═══ Excerpted data
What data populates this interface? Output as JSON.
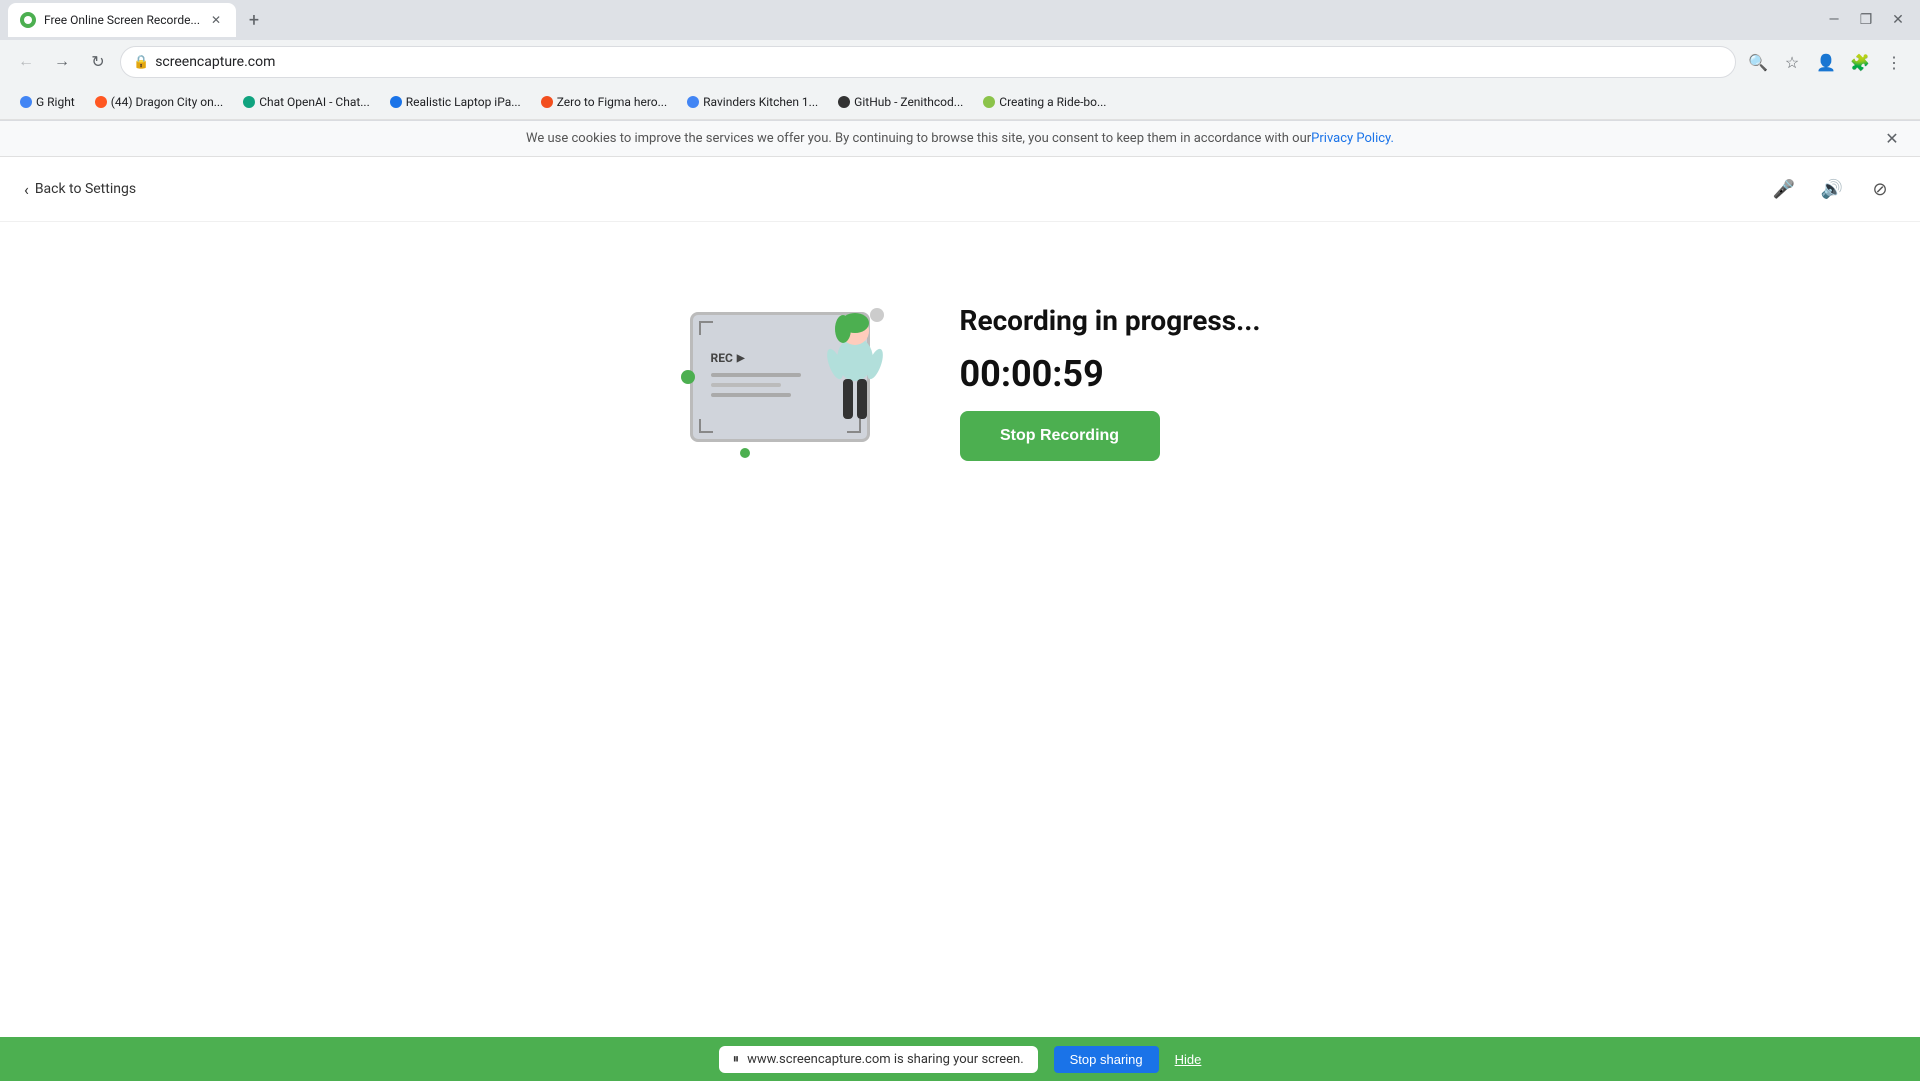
{
  "browser": {
    "tab": {
      "favicon_color": "#4caf50",
      "title": "Free Online Screen Recorde...",
      "active": true
    },
    "address": "screencapture.com",
    "bookmarks": [
      {
        "label": "G Right",
        "color": "#4285f4"
      },
      {
        "label": "(44) Dragon City on...",
        "color": "#ff5722"
      },
      {
        "label": "Chat OpenAI - Chat...",
        "color": "#10a37f"
      },
      {
        "label": "Realistic Laptop iPa...",
        "color": "#1a73e8"
      },
      {
        "label": "Zero to Figma hero...",
        "color": "#f24e1e"
      },
      {
        "label": "Ravinders Kitchen 1...",
        "color": "#4285f4"
      },
      {
        "label": "GitHub - Zenithcod...",
        "color": "#333"
      },
      {
        "label": "Creating a Ride-bo...",
        "color": "#8bc34a"
      }
    ]
  },
  "cookie_banner": {
    "text": "We use cookies to improve the services we offer you. By continuing to browse this site, you consent to keep them in accordance with our ",
    "link_text": "Privacy Policy."
  },
  "toolbar": {
    "back_label": "Back to Settings"
  },
  "main": {
    "status_label": "Recording in progress...",
    "timer": "00:00:59",
    "stop_button_label": "Stop Recording"
  },
  "illus": {
    "rec_label": "REC"
  },
  "screen_share": {
    "info_text": "www.screencapture.com is sharing your screen.",
    "stop_label": "Stop sharing",
    "hide_label": "Hide"
  }
}
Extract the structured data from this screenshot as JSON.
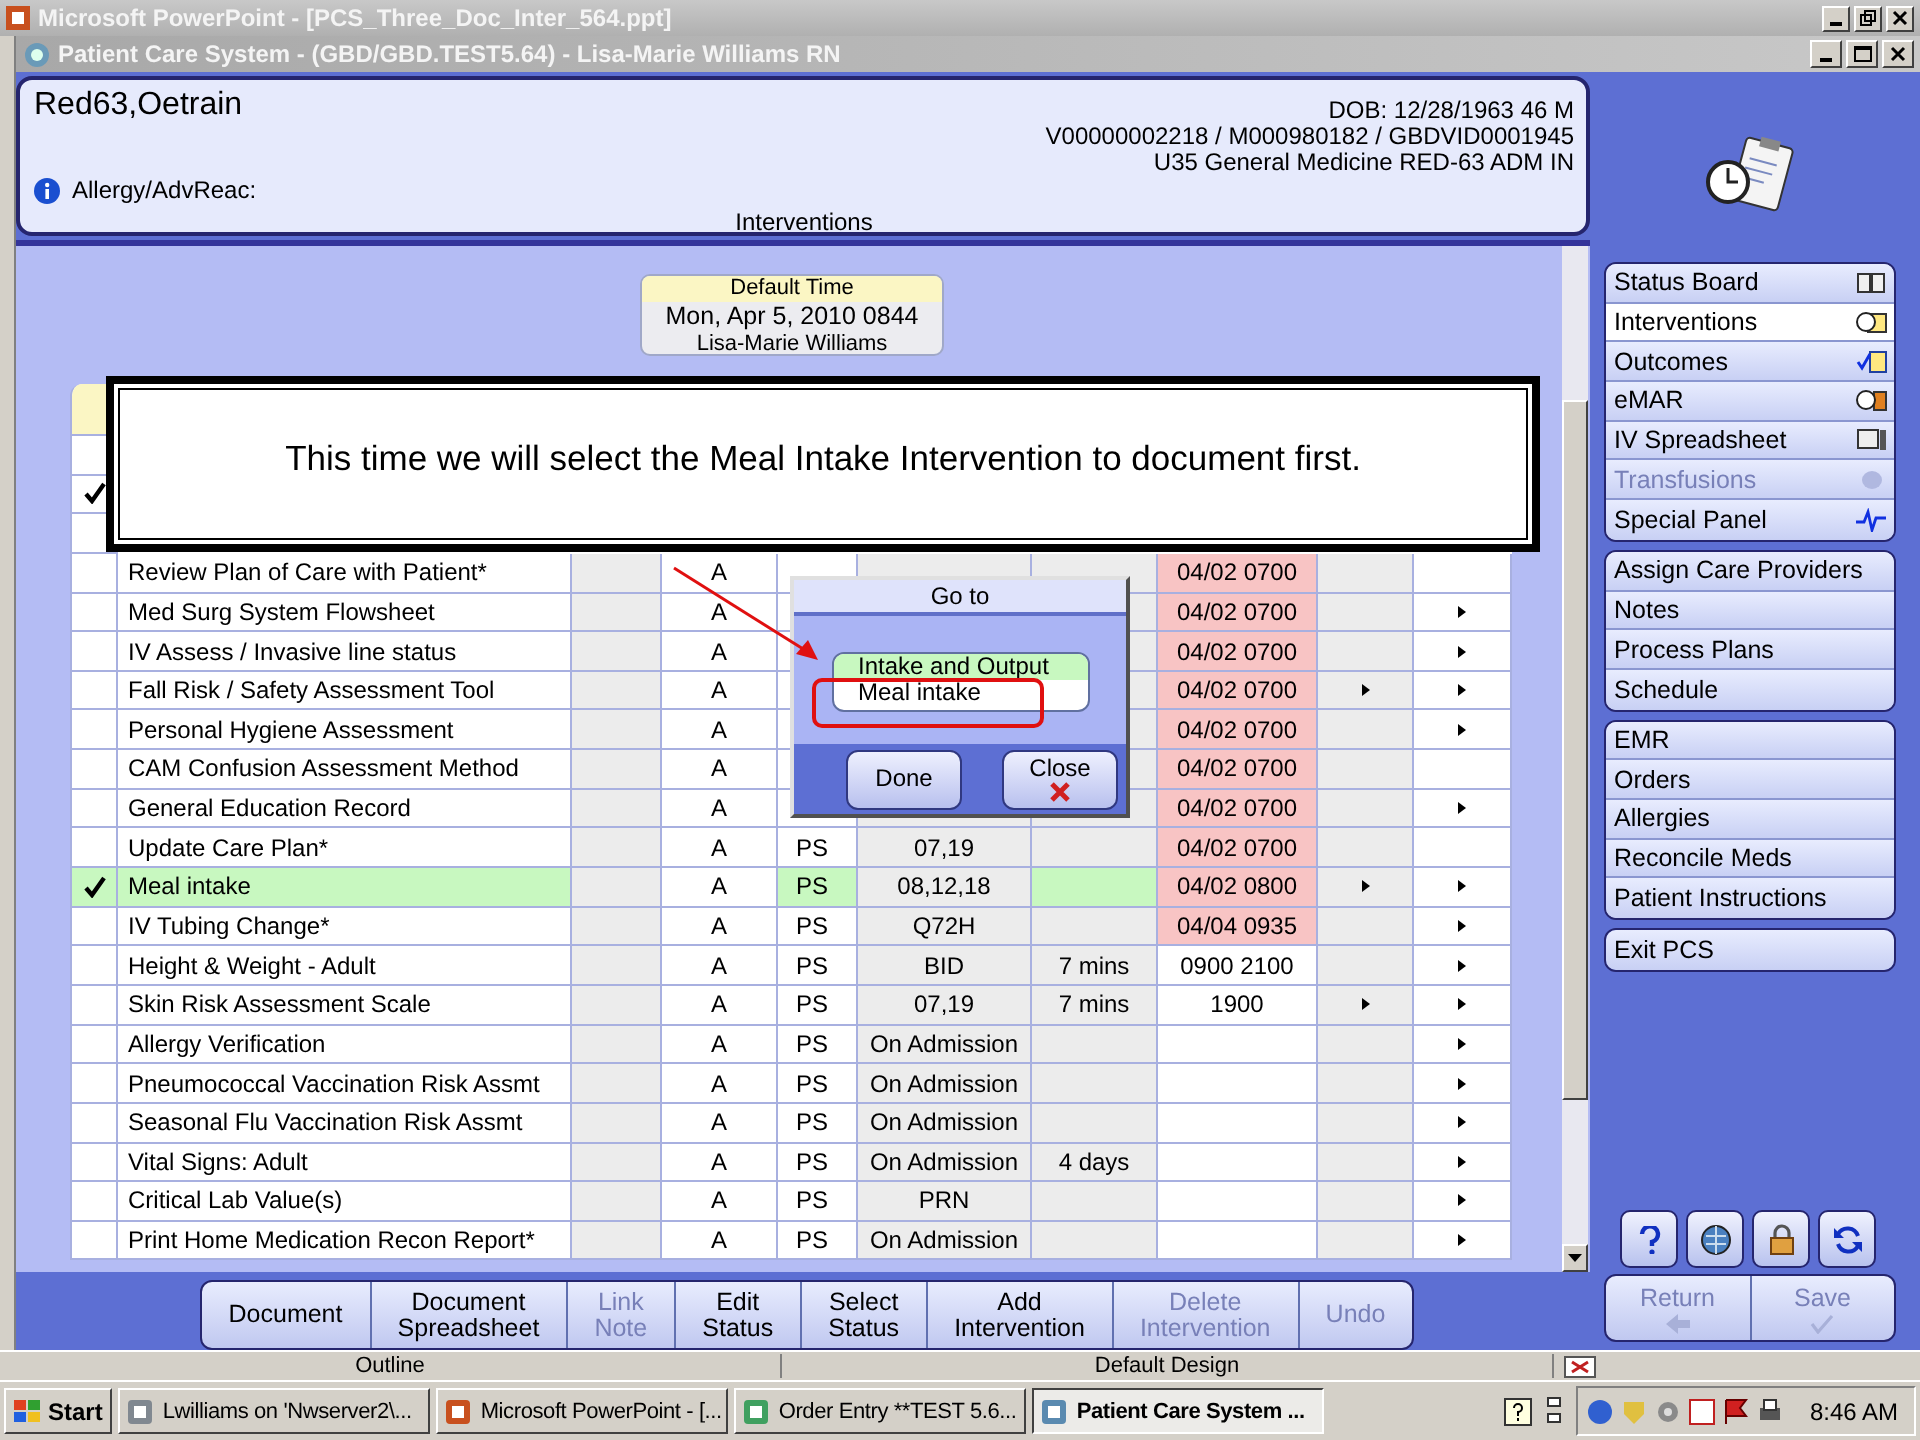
{
  "powerpoint_window": {
    "title": "Microsoft PowerPoint - [PCS_Three_Doc_Inter_564.ppt]"
  },
  "window": {
    "title": "Patient Care System - (GBD/GBD.TEST5.64) - Lisa-Marie Williams RN"
  },
  "patient": {
    "name": "Red63,Oetrain",
    "dob": "DOB: 12/28/1963 46 M",
    "ids": "V00000002218 / M000980182 / GBDVID0001945",
    "location": "U35 General Medicine  RED-63  ADM IN",
    "allergy_label": "Allergy/AdvReac:"
  },
  "view_title": "Interventions",
  "default_time": {
    "label": "Default Time",
    "datetime": "Mon, Apr 5, 2010  0844",
    "user": "Lisa-Marie Williams"
  },
  "callout": {
    "text": "This time we will select the Meal Intake Intervention to document first."
  },
  "table": {
    "covered_rows": [
      {
        "checked": false
      },
      {
        "checked": true
      },
      {
        "checked": false
      }
    ],
    "rows": [
      {
        "name": "Review Plan of Care with Patient*",
        "checked": false,
        "selected": false,
        "status": "A",
        "due": "04/02 0700",
        "overdue": true,
        "arrow_1": false,
        "arrow_2": false
      },
      {
        "name": "Med Surg System Flowsheet",
        "checked": false,
        "selected": false,
        "status": "A",
        "due": "04/02 0700",
        "overdue": true,
        "arrow_1": false,
        "arrow_2": true
      },
      {
        "name": "IV Assess / Invasive line status",
        "checked": false,
        "selected": false,
        "status": "A",
        "due": "04/02 0700",
        "overdue": true,
        "arrow_1": false,
        "arrow_2": true
      },
      {
        "name": "Fall Risk / Safety Assessment Tool",
        "checked": false,
        "selected": false,
        "status": "A",
        "due": "04/02 0700",
        "overdue": true,
        "arrow_1": true,
        "arrow_2": true
      },
      {
        "name": "Personal Hygiene Assessment",
        "checked": false,
        "selected": false,
        "status": "A",
        "due": "04/02 0700",
        "overdue": true,
        "arrow_1": false,
        "arrow_2": true
      },
      {
        "name": "CAM Confusion Assessment Method",
        "checked": false,
        "selected": false,
        "status": "A",
        "due": "04/02 0700",
        "overdue": true,
        "arrow_1": false,
        "arrow_2": false
      },
      {
        "name": "General Education Record",
        "checked": false,
        "selected": false,
        "status": "A",
        "due": "04/02 0700",
        "overdue": true,
        "arrow_1": false,
        "arrow_2": true
      },
      {
        "name": "Update Care Plan*",
        "checked": false,
        "selected": false,
        "status": "A",
        "ps": "PS",
        "frequency": "07,19",
        "due": "04/02 0700",
        "overdue": true,
        "arrow_1": false,
        "arrow_2": false
      },
      {
        "name": "Meal intake",
        "checked": true,
        "selected": true,
        "status": "A",
        "ps": "PS",
        "frequency": "08,12,18",
        "due": "04/02 0800",
        "overdue": true,
        "arrow_1": true,
        "arrow_2": true
      },
      {
        "name": "IV Tubing Change*",
        "checked": false,
        "selected": false,
        "status": "A",
        "ps": "PS",
        "frequency": "Q72H",
        "due": "04/04 0935",
        "overdue": true,
        "arrow_1": false,
        "arrow_2": true
      },
      {
        "name": "Height & Weight - Adult",
        "checked": false,
        "selected": false,
        "status": "A",
        "ps": "PS",
        "frequency": "BID",
        "duration": "7 mins",
        "due": "0900 2100",
        "overdue": false,
        "arrow_1": false,
        "arrow_2": true
      },
      {
        "name": "Skin Risk Assessment Scale",
        "checked": false,
        "selected": false,
        "status": "A",
        "ps": "PS",
        "frequency": "07,19",
        "duration": "7 mins",
        "due": "1900",
        "overdue": false,
        "arrow_1": true,
        "arrow_2": true
      },
      {
        "name": "Allergy Verification",
        "checked": false,
        "selected": false,
        "status": "A",
        "ps": "PS",
        "frequency": "On Admission",
        "overdue": false,
        "arrow_1": false,
        "arrow_2": true
      },
      {
        "name": "Pneumococcal Vaccination Risk Assmt",
        "checked": false,
        "selected": false,
        "status": "A",
        "ps": "PS",
        "frequency": "On Admission",
        "overdue": false,
        "arrow_1": false,
        "arrow_2": true
      },
      {
        "name": "Seasonal Flu Vaccination Risk Assmt",
        "checked": false,
        "selected": false,
        "status": "A",
        "ps": "PS",
        "frequency": "On Admission",
        "overdue": false,
        "arrow_1": false,
        "arrow_2": true
      },
      {
        "name": "Vital Signs: Adult",
        "checked": false,
        "selected": false,
        "status": "A",
        "ps": "PS",
        "frequency": "On Admission",
        "duration": "4 days",
        "overdue": false,
        "arrow_1": false,
        "arrow_2": true
      },
      {
        "name": "Critical Lab Value(s)",
        "checked": false,
        "selected": false,
        "status": "A",
        "ps": "PS",
        "frequency": "PRN",
        "overdue": false,
        "arrow_1": false,
        "arrow_2": true
      },
      {
        "name": "Print Home Medication Recon Report*",
        "checked": false,
        "selected": false,
        "status": "A",
        "ps": "PS",
        "frequency": "On Admission",
        "overdue": false,
        "arrow_1": false,
        "arrow_2": true
      }
    ]
  },
  "popup": {
    "title": "Go to",
    "items": [
      {
        "label": "Intake and Output",
        "selected": true
      },
      {
        "label": "Meal intake",
        "selected": false
      }
    ],
    "buttons": [
      {
        "label": "Done",
        "kind": "done"
      },
      {
        "label": "Close",
        "kind": "close"
      }
    ]
  },
  "sidebar": {
    "groups": [
      {
        "items": [
          {
            "label": "Status Board",
            "selected": false,
            "disabled": false
          },
          {
            "label": "Interventions",
            "selected": true,
            "disabled": false
          },
          {
            "label": "Outcomes",
            "selected": false,
            "disabled": false
          },
          {
            "label": "eMAR",
            "selected": false,
            "disabled": false
          },
          {
            "label": "IV Spreadsheet",
            "selected": false,
            "disabled": false
          },
          {
            "label": "Transfusions",
            "selected": false,
            "disabled": true
          },
          {
            "label": "Special Panel",
            "selected": false,
            "disabled": false
          }
        ]
      },
      {
        "items": [
          {
            "label": "Assign Care Providers",
            "selected": false,
            "disabled": false
          },
          {
            "label": "Notes",
            "selected": false,
            "disabled": false
          },
          {
            "label": "Process Plans",
            "selected": false,
            "disabled": false
          },
          {
            "label": "Schedule",
            "selected": false,
            "disabled": false
          }
        ]
      },
      {
        "items": [
          {
            "label": "EMR",
            "selected": false,
            "disabled": false
          },
          {
            "label": "Orders",
            "selected": false,
            "disabled": false
          },
          {
            "label": "Allergies",
            "selected": false,
            "disabled": false
          },
          {
            "label": "Reconcile Meds",
            "selected": false,
            "disabled": false
          },
          {
            "label": "Patient Instructions",
            "selected": false,
            "disabled": false
          }
        ]
      },
      {
        "items": [
          {
            "label": "Exit PCS",
            "selected": false,
            "disabled": false
          }
        ]
      }
    ]
  },
  "toolbar": {
    "buttons": [
      {
        "label": "Document",
        "disabled": false
      },
      {
        "label": "Document\nSpreadsheet",
        "disabled": false
      },
      {
        "label": "Link\nNote",
        "disabled": true
      },
      {
        "label": "Edit\nStatus",
        "disabled": false
      },
      {
        "label": "Select\nStatus",
        "disabled": false
      },
      {
        "label": "Add\nIntervention",
        "disabled": false
      },
      {
        "label": "Delete\nIntervention",
        "disabled": true
      },
      {
        "label": "Undo",
        "disabled": true
      }
    ]
  },
  "action_buttons": [
    {
      "label": "Return",
      "kind": "return",
      "disabled": true
    },
    {
      "label": "Save",
      "kind": "save",
      "disabled": true
    }
  ],
  "status_bar": [
    "Outline",
    "Default Design"
  ],
  "taskbar": {
    "start": "Start",
    "tasks": [
      {
        "label": "Lwilliams on 'Nwserver2\\...",
        "active": false
      },
      {
        "label": "Microsoft PowerPoint - [...",
        "active": false
      },
      {
        "label": "Order Entry **TEST 5.6...",
        "active": false
      },
      {
        "label": "Patient Care System ...",
        "active": true
      }
    ],
    "clock": "8:46 AM"
  }
}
══════
Written problem: Search the listing for the string "Interventions". Copy each line where it turns up.

Finished exercise:
  "view_title": "Interventions",
            "label": "Interventions",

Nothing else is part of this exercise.